((

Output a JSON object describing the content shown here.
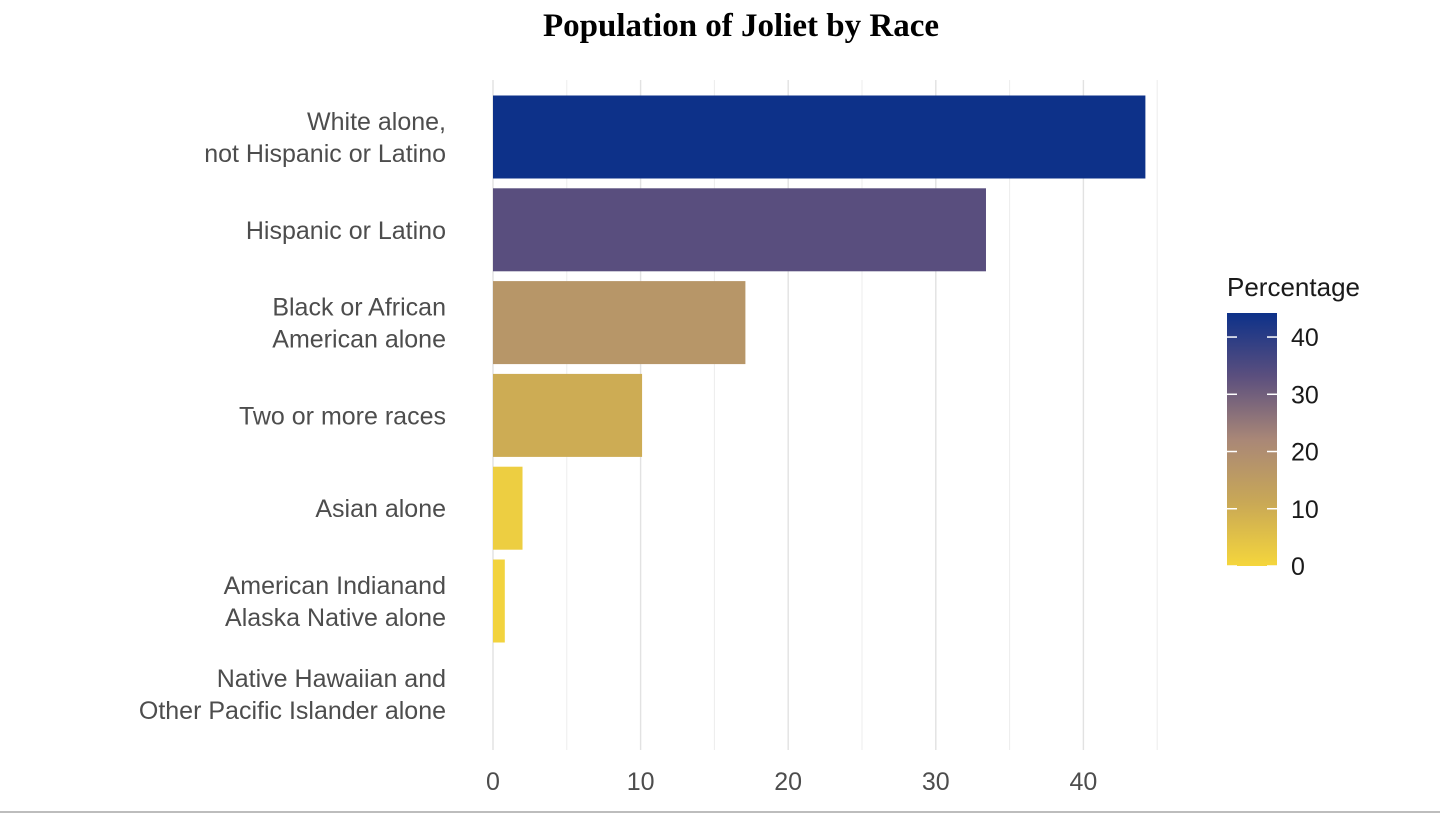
{
  "chart_data": {
    "type": "bar",
    "orientation": "horizontal",
    "title": "Population of Joliet by Race",
    "categories": [
      [
        "White alone,",
        "not Hispanic or Latino"
      ],
      [
        "Hispanic or Latino"
      ],
      [
        "Black or African",
        "American alone"
      ],
      [
        "Two or more races"
      ],
      [
        "Asian alone"
      ],
      [
        "American Indianand",
        "Alaska Native alone"
      ],
      [
        "Native Hawaiian and",
        "Other Pacific Islander alone"
      ]
    ],
    "values": [
      44.2,
      33.4,
      17.1,
      10.1,
      2.0,
      0.8,
      0.0
    ],
    "xlim": [
      0,
      45
    ],
    "x_ticks": [
      "0",
      "10",
      "20",
      "30",
      "40"
    ],
    "grid": true,
    "legend": {
      "title": "Percentage",
      "placement": "right",
      "ticks": [
        "0",
        "10",
        "20",
        "30",
        "40"
      ],
      "range": [
        0,
        44.2
      ],
      "colors": [
        "#f5d63c",
        "#c9a856",
        "#a98777",
        "#5b4f7e",
        "#0d3189"
      ]
    }
  }
}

))

Copy each line above precisely, dropping the pictures.

Reply =
Output a JSON object describing the content shown here.
{
  "chart_data": {
    "type": "bar",
    "orientation": "horizontal",
    "title": "Population of Joliet by Race",
    "categories": [
      [
        "White alone,",
        "not Hispanic or Latino"
      ],
      [
        "Hispanic or Latino"
      ],
      [
        "Black or African",
        "American alone"
      ],
      [
        "Two or more races"
      ],
      [
        "Asian alone"
      ],
      [
        "American Indianand",
        "Alaska Native alone"
      ],
      [
        "Native Hawaiian and",
        "Other Pacific Islander alone"
      ]
    ],
    "values": [
      44.2,
      33.4,
      17.1,
      10.1,
      2.0,
      0.8,
      0.0
    ],
    "xlim": [
      0,
      45
    ],
    "x_ticks": [
      "0",
      "10",
      "20",
      "30",
      "40"
    ],
    "grid": true,
    "legend": {
      "title": "Percentage",
      "placement": "right",
      "ticks": [
        "0",
        "10",
        "20",
        "30",
        "40"
      ],
      "range": [
        0,
        44.2
      ],
      "colors": [
        "#f5d63c",
        "#c9a856",
        "#a98777",
        "#5b4f7e",
        "#0d3189"
      ]
    }
  }
}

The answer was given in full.